[start]

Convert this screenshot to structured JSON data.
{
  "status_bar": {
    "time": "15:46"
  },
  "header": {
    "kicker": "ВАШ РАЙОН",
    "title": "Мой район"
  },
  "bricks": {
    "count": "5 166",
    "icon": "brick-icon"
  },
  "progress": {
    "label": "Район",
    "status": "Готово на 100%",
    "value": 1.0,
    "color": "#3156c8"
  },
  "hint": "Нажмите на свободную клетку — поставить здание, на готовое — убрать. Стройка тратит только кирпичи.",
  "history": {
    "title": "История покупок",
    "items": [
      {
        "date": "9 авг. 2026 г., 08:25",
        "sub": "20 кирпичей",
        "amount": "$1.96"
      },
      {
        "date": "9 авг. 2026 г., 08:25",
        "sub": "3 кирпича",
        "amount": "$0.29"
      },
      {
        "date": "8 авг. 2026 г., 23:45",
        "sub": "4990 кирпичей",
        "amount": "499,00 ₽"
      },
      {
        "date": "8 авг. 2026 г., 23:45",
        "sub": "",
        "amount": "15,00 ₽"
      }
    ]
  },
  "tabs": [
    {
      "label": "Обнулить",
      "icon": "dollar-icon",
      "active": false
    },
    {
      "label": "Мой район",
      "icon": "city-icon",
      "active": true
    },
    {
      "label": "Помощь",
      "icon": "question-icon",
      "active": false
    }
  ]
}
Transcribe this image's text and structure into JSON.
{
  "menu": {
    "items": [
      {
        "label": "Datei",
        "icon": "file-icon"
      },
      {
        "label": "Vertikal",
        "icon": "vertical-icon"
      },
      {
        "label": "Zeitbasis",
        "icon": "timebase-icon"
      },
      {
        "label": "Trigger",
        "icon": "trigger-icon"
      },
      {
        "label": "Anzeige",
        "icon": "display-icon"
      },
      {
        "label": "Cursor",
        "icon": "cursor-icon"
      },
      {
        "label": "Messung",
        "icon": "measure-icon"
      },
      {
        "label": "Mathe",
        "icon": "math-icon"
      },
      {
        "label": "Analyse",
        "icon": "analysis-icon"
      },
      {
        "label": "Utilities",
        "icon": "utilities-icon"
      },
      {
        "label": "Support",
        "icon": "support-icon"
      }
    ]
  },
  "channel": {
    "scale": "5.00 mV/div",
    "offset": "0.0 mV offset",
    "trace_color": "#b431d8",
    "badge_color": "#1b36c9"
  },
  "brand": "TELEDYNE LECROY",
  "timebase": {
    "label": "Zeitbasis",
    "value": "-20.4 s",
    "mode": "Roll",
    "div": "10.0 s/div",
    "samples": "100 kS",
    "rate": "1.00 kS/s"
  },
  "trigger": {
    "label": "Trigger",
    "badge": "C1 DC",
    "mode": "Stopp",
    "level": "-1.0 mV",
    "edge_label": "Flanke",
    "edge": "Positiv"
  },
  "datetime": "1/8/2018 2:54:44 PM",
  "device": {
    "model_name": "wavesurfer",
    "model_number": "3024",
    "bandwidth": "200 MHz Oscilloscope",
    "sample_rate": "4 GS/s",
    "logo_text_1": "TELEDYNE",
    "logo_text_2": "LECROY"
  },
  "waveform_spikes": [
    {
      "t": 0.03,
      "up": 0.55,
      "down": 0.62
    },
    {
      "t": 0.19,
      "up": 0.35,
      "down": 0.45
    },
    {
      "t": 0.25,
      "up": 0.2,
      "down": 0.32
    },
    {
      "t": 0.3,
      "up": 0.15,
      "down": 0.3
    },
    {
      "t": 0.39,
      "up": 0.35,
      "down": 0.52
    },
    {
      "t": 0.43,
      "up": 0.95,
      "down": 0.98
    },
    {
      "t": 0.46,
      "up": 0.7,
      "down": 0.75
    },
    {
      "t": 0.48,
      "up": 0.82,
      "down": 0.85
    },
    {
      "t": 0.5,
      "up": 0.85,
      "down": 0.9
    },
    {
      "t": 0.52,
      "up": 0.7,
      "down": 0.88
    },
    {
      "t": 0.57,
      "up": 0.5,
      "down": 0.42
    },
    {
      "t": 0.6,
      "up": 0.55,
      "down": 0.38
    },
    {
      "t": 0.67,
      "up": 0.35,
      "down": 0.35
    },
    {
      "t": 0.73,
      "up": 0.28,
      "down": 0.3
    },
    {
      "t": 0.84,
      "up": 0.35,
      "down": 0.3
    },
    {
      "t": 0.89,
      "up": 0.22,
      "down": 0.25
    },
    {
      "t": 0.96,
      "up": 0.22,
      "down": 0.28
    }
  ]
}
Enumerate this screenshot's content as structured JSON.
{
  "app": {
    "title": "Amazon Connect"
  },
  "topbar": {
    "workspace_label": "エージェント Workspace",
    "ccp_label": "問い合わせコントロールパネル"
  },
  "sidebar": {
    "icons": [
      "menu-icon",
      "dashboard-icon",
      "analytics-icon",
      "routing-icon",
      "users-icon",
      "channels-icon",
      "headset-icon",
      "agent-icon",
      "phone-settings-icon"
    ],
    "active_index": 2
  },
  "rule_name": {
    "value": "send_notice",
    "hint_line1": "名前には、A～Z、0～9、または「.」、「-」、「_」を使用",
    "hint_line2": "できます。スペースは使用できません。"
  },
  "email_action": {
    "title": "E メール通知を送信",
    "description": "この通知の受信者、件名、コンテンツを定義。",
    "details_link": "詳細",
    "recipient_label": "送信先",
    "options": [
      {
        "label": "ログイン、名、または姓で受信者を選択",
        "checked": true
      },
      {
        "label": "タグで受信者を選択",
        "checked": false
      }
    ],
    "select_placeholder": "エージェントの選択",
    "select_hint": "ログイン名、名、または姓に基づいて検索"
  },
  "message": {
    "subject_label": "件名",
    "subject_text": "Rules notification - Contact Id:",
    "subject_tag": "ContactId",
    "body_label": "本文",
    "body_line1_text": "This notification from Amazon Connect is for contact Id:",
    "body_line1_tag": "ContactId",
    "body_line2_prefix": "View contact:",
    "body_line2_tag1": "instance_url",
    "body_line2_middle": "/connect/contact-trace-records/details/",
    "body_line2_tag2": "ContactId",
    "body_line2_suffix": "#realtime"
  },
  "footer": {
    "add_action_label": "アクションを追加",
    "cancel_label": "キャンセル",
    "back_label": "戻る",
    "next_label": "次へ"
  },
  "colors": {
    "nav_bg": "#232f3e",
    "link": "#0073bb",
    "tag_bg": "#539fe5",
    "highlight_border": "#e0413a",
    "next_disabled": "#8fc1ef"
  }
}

[end]

— PROBLEM TO SOLVE —
Print the whole listing exactly as it is.

— FULL SOLUTION —
Convert this screenshot to structured JSON data.
{
  "status_bar": {
    "time": "15:46"
  },
  "header": {
    "kicker": "ВАШ РАЙОН",
    "title": "Мой район"
  },
  "bricks": {
    "count": "5 166",
    "icon": "brick-icon"
  },
  "progress": {
    "label": "Район",
    "status": "Готово на 100%",
    "value": 1.0,
    "color": "#3156c8"
  },
  "hint": "Нажмите на свободную клетку — поставить здание, на готовое — убрать. Стройка тратит только кирпичи.",
  "history": {
    "title": "История покупок",
    "items": [
      {
        "date": "9 авг. 2026 г., 08:25",
        "sub": "20 кирпичей",
        "amount": "$1.96"
      },
      {
        "date": "9 авг. 2026 г., 08:25",
        "sub": "3 кирпича",
        "amount": "$0.29"
      },
      {
        "date": "8 авг. 2026 г., 23:45",
        "sub": "4990 кирпичей",
        "amount": "499,00 ₽"
      },
      {
        "date": "8 авг. 2026 г., 23:45",
        "sub": "",
        "amount": "15,00 ₽"
      }
    ]
  },
  "tabs": [
    {
      "label": "Обнулить",
      "icon": "dollar-icon",
      "active": false
    },
    {
      "label": "Мой район",
      "icon": "city-icon",
      "active": true
    },
    {
      "label": "Помощь",
      "icon": "question-icon",
      "active": false
    }
  ]
}
Transcribe this image's text and structure into JSON.
{
  "menu": {
    "items": [
      {
        "label": "Datei",
        "icon": "file-icon"
      },
      {
        "label": "Vertikal",
        "icon": "vertical-icon"
      },
      {
        "label": "Zeitbasis",
        "icon": "timebase-icon"
      },
      {
        "label": "Trigger",
        "icon": "trigger-icon"
      },
      {
        "label": "Anzeige",
        "icon": "display-icon"
      },
      {
        "label": "Cursor",
        "icon": "cursor-icon"
      },
      {
        "label": "Messung",
        "icon": "measure-icon"
      },
      {
        "label": "Mathe",
        "icon": "math-icon"
      },
      {
        "label": "Analyse",
        "icon": "analysis-icon"
      },
      {
        "label": "Utilities",
        "icon": "utilities-icon"
      },
      {
        "label": "Support",
        "icon": "support-icon"
      }
    ]
  },
  "channel": {
    "scale": "5.00 mV/div",
    "offset": "0.0 mV offset",
    "trace_color": "#b431d8",
    "badge_color": "#1b36c9"
  },
  "brand": "TELEDYNE LECROY",
  "timebase": {
    "label": "Zeitbasis",
    "value": "-20.4 s",
    "mode": "Roll",
    "div": "10.0 s/div",
    "samples": "100 kS",
    "rate": "1.00 kS/s"
  },
  "trigger": {
    "label": "Trigger",
    "badge": "C1 DC",
    "mode": "Stopp",
    "level": "-1.0 mV",
    "edge_label": "Flanke",
    "edge": "Positiv"
  },
  "datetime": "1/8/2018 2:54:44 PM",
  "device": {
    "model_name": "wavesurfer",
    "model_number": "3024",
    "bandwidth": "200 MHz Oscilloscope",
    "sample_rate": "4 GS/s",
    "logo_text_1": "TELEDYNE",
    "logo_text_2": "LECROY"
  },
  "waveform_spikes": [
    {
      "t": 0.03,
      "up": 0.55,
      "down": 0.62
    },
    {
      "t": 0.19,
      "up": 0.35,
      "down": 0.45
    },
    {
      "t": 0.25,
      "up": 0.2,
      "down": 0.32
    },
    {
      "t": 0.3,
      "up": 0.15,
      "down": 0.3
    },
    {
      "t": 0.39,
      "up": 0.35,
      "down": 0.52
    },
    {
      "t": 0.43,
      "up": 0.95,
      "down": 0.98
    },
    {
      "t": 0.46,
      "up": 0.7,
      "down": 0.75
    },
    {
      "t": 0.48,
      "up": 0.82,
      "down": 0.85
    },
    {
      "t": 0.5,
      "up": 0.85,
      "down": 0.9
    },
    {
      "t": 0.52,
      "up": 0.7,
      "down": 0.88
    },
    {
      "t": 0.57,
      "up": 0.5,
      "down": 0.42
    },
    {
      "t": 0.6,
      "up": 0.55,
      "down": 0.38
    },
    {
      "t": 0.67,
      "up": 0.35,
      "down": 0.35
    },
    {
      "t": 0.73,
      "up": 0.28,
      "down": 0.3
    },
    {
      "t": 0.84,
      "up": 0.35,
      "down": 0.3
    },
    {
      "t": 0.89,
      "up": 0.22,
      "down": 0.25
    },
    {
      "t": 0.96,
      "up": 0.22,
      "down": 0.28
    }
  ]
}
Enumerate this screenshot's content as structured JSON.
{
  "app": {
    "title": "Amazon Connect"
  },
  "topbar": {
    "workspace_label": "エージェント Workspace",
    "ccp_label": "問い合わせコントロールパネル"
  },
  "sidebar": {
    "icons": [
      "menu-icon",
      "dashboard-icon",
      "analytics-icon",
      "routing-icon",
      "users-icon",
      "channels-icon",
      "headset-icon",
      "agent-icon",
      "phone-settings-icon"
    ],
    "active_index": 2
  },
  "rule_name": {
    "value": "send_notice",
    "hint_line1": "名前には、A～Z、0～9、または「.」、「-」、「_」を使用",
    "hint_line2": "できます。スペースは使用できません。"
  },
  "email_action": {
    "title": "E メール通知を送信",
    "description": "この通知の受信者、件名、コンテンツを定義。",
    "details_link": "詳細",
    "recipient_label": "送信先",
    "options": [
      {
        "label": "ログイン、名、または姓で受信者を選択",
        "checked": true
      },
      {
        "label": "タグで受信者を選択",
        "checked": false
      }
    ],
    "select_placeholder": "エージェントの選択",
    "select_hint": "ログイン名、名、または姓に基づいて検索"
  },
  "message": {
    "subject_label": "件名",
    "subject_text": "Rules notification - Contact Id:",
    "subject_tag": "ContactId",
    "body_label": "本文",
    "body_line1_text": "This notification from Amazon Connect is for contact Id:",
    "body_line1_tag": "ContactId",
    "body_line2_prefix": "View contact:",
    "body_line2_tag1": "instance_url",
    "body_line2_middle": "/connect/contact-trace-records/details/",
    "body_line2_tag2": "ContactId",
    "body_line2_suffix": "#realtime"
  },
  "footer": {
    "add_action_label": "アクションを追加",
    "cancel_label": "キャンセル",
    "back_label": "戻る",
    "next_label": "次へ"
  },
  "colors": {
    "nav_bg": "#232f3e",
    "link": "#0073bb",
    "tag_bg": "#539fe5",
    "highlight_border": "#e0413a",
    "next_disabled": "#8fc1ef"
  }
}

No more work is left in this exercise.